**Problem statement**
Copy each line below in which the word "zijn" occurs.

**Records supplied**
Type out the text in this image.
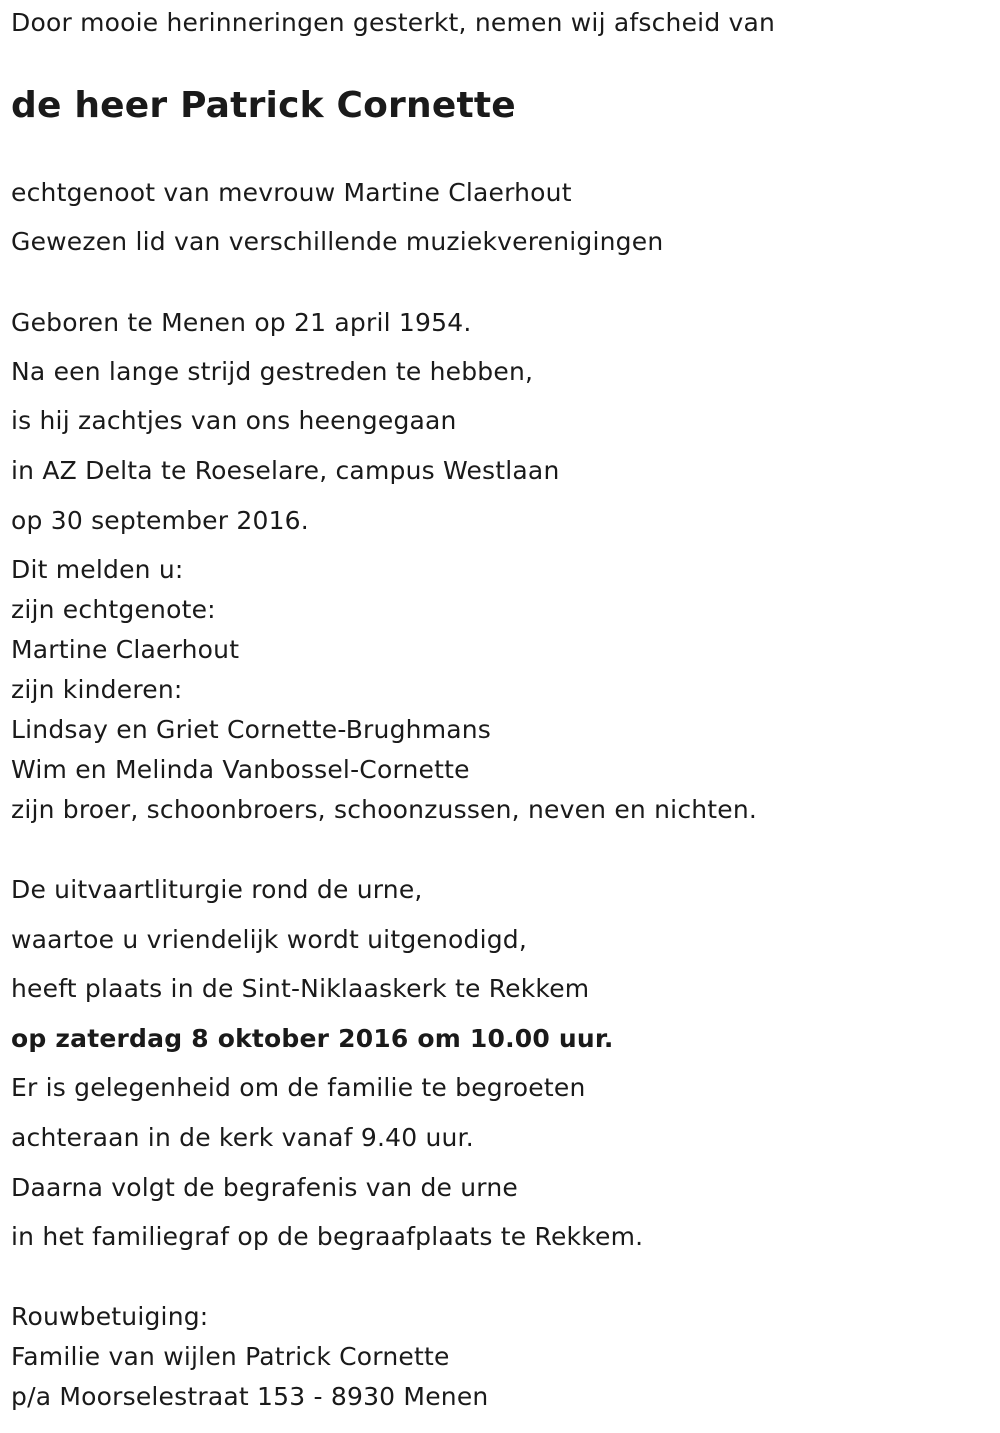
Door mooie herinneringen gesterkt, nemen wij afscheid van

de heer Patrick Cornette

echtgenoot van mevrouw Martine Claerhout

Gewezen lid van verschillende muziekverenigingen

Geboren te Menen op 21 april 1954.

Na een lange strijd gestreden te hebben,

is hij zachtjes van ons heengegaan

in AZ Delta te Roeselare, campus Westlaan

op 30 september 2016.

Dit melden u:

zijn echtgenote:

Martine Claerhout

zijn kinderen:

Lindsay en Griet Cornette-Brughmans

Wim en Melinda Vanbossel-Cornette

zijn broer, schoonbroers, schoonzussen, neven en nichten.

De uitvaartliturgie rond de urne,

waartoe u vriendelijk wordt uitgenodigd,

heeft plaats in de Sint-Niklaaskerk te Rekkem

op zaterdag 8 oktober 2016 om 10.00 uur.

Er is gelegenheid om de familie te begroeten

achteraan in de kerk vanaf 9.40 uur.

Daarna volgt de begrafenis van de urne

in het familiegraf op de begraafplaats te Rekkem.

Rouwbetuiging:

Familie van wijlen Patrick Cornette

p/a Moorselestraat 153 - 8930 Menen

**Finished exercise**
zijn echtgenote:
zijn kinderen:
zijn broer, schoonbroers, schoonzussen, neven en nichten.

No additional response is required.